• **Records provided**:
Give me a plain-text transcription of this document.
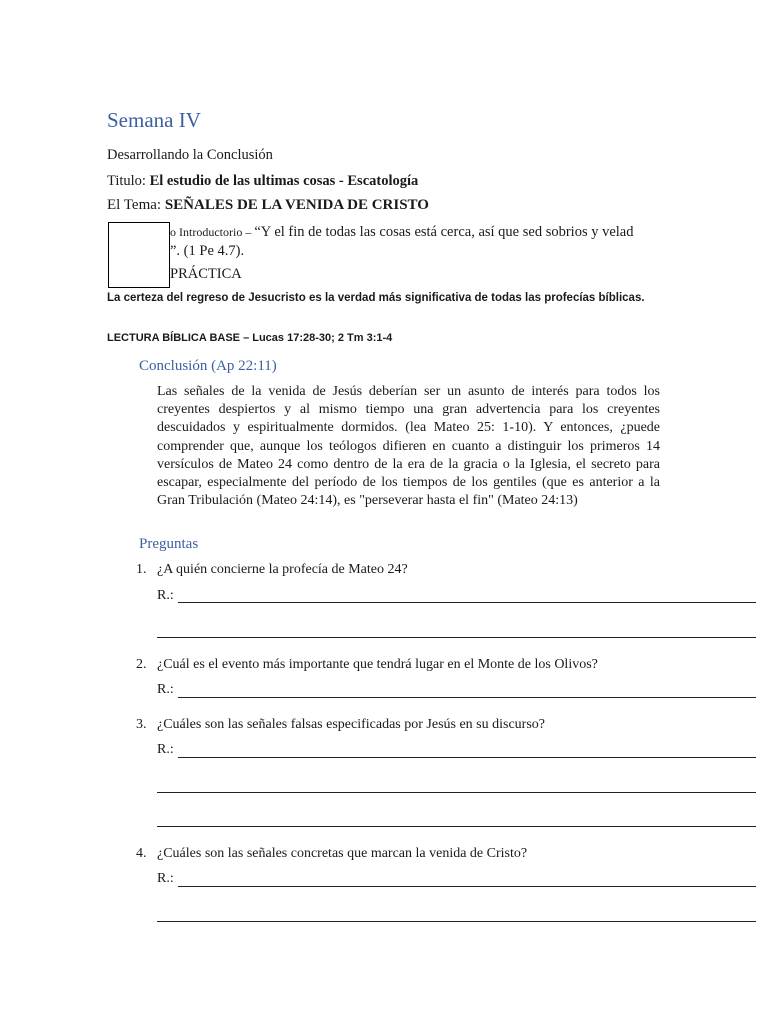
Semana IV
Desarrollando la Conclusión
Titulo: El estudio de las ultimas cosas - Escatología
El Tema: SEÑALES DE LA VENIDA DE CRISTO
o Introductorio – “Y el fin de todas las cosas está cerca, así que sed sobrios y velad
”. (1 Pe 4.7).
PRÁCTICA
La certeza del regreso de Jesucristo es la verdad más significativa de todas las profecías bíblicas.
LECTURA BÍBLICA BASE – Lucas 17:28-30; 2 Tm 3:1-4
Conclusión (Ap 22:11)
Las señales de la venida de Jesús deberían ser un asunto de interés para todos los creyentes despiertos y al mismo tiempo una gran advertencia para los creyentes descuidados y espiritualmente dormidos. (lea Mateo 25: 1-10). Y entonces, ¿puede comprender que, aunque los teólogos difieren en cuanto a distinguir los primeros 14 versículos de Mateo 24 como dentro de la era de la gracia o la Iglesia, el secreto para escapar, especialmente del período de los tiempos de los gentiles (que es anterior a la Gran Tribulación (Mateo 24:14), es "perseverar hasta el fin" (Mateo 24:13)
Preguntas
1. ¿A quién concierne la profecía de Mateo 24?
R.:
2. ¿Cuál es el evento más importante que tendrá lugar en el Monte de los Olivos?
R.:
3. ¿Cuáles son las señales falsas especificadas por Jesús en su discurso?
R.:
4. ¿Cuáles son las señales concretas que marcan la venida de Cristo?
R.:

• **Task to complete**: Transcribe every record above exactly, leaving out the pictures.

• **Final answer**:
Give me a plain-text transcription of this document.
Semana IV
Desarrollando la Conclusión
Titulo: El estudio de las ultimas cosas - Escatología
El Tema: SEÑALES DE LA VENIDA DE CRISTO
o Introductorio – “Y el fin de todas las cosas está cerca, así que sed sobrios y velad
”. (1 Pe 4.7).
PRÁCTICA
La certeza del regreso de Jesucristo es la verdad más significativa de todas las profecías bíblicas.
LECTURA BÍBLICA BASE – Lucas 17:28-30; 2 Tm 3:1-4
Conclusión (Ap 22:11)
Las señales de la venida de Jesús deberían ser un asunto de interés para todos los creyentes despiertos y al mismo tiempo una gran advertencia para los creyentes descuidados y espiritualmente dormidos. (lea Mateo 25: 1-10). Y entonces, ¿puede comprender que, aunque los teólogos difieren en cuanto a distinguir los primeros 14 versículos de Mateo 24 como dentro de la era de la gracia o la Iglesia, el secreto para escapar, especialmente del período de los tiempos de los gentiles (que es anterior a la Gran Tribulación (Mateo 24:14), es "perseverar hasta el fin" (Mateo 24:13)
Preguntas
1. ¿A quién concierne la profecía de Mateo 24?
R.:
2. ¿Cuál es el evento más importante que tendrá lugar en el Monte de los Olivos?
R.:
3. ¿Cuáles son las señales falsas especificadas por Jesús en su discurso?
R.:
4. ¿Cuáles son las señales concretas que marcan la venida de Cristo?
R.:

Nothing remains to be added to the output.